### Recorded information

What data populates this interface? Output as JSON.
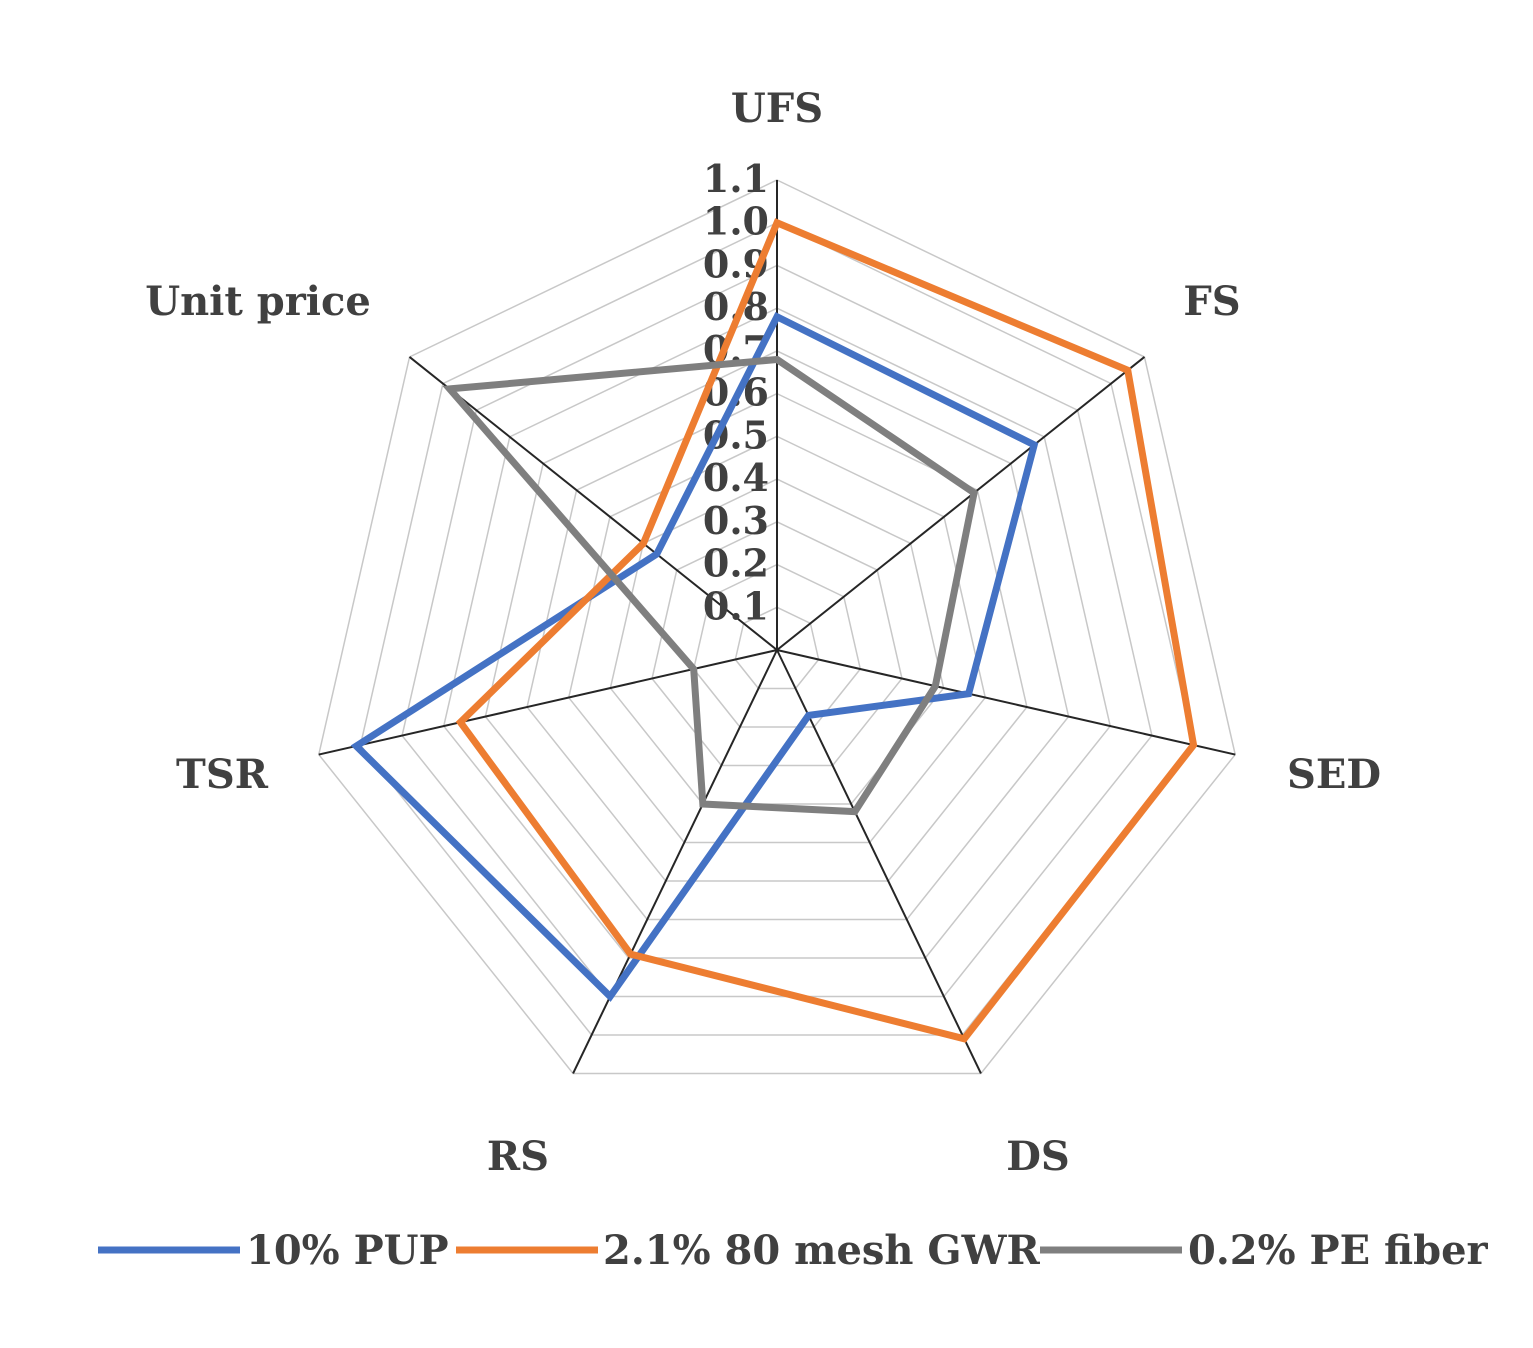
{
  "chart_data": {
    "type": "radar",
    "categories": [
      "UFS",
      "FS",
      "SED",
      "DS",
      "RS",
      "TSR",
      "Unit price"
    ],
    "ticks": [
      "0.1",
      "0.2",
      "0.3",
      "0.4",
      "0.5",
      "0.6",
      "0.7",
      "0.8",
      "0.9",
      "1.0",
      "1.1"
    ],
    "range": [
      0,
      1.1
    ],
    "grid": true,
    "legend_position": "bottom",
    "series": [
      {
        "name": "10% PUP",
        "color": "#4472c4",
        "values": [
          0.78,
          0.77,
          0.46,
          0.17,
          0.9,
          1.01,
          0.36
        ]
      },
      {
        "name": "2.1% 80 mesh GWR",
        "color": "#ed7d31",
        "values": [
          1.0,
          1.05,
          1.0,
          1.01,
          0.79,
          0.76,
          0.4
        ]
      },
      {
        "name": "0.2% PE fiber",
        "color": "#7f7f7f",
        "values": [
          0.68,
          0.59,
          0.38,
          0.42,
          0.4,
          0.2,
          0.98
        ]
      }
    ]
  }
}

######

Go through the data above and transcribe it in full, omitting any image.

What data populates this interface? Output as JSON.
{
  "chart_data": {
    "type": "radar",
    "categories": [
      "UFS",
      "FS",
      "SED",
      "DS",
      "RS",
      "TSR",
      "Unit price"
    ],
    "ticks": [
      "0.1",
      "0.2",
      "0.3",
      "0.4",
      "0.5",
      "0.6",
      "0.7",
      "0.8",
      "0.9",
      "1.0",
      "1.1"
    ],
    "range": [
      0,
      1.1
    ],
    "grid": true,
    "legend_position": "bottom",
    "series": [
      {
        "name": "10% PUP",
        "color": "#4472c4",
        "values": [
          0.78,
          0.77,
          0.46,
          0.17,
          0.9,
          1.01,
          0.36
        ]
      },
      {
        "name": "2.1% 80 mesh GWR",
        "color": "#ed7d31",
        "values": [
          1.0,
          1.05,
          1.0,
          1.01,
          0.79,
          0.76,
          0.4
        ]
      },
      {
        "name": "0.2% PE fiber",
        "color": "#7f7f7f",
        "values": [
          0.68,
          0.59,
          0.38,
          0.42,
          0.4,
          0.2,
          0.98
        ]
      }
    ]
  }
}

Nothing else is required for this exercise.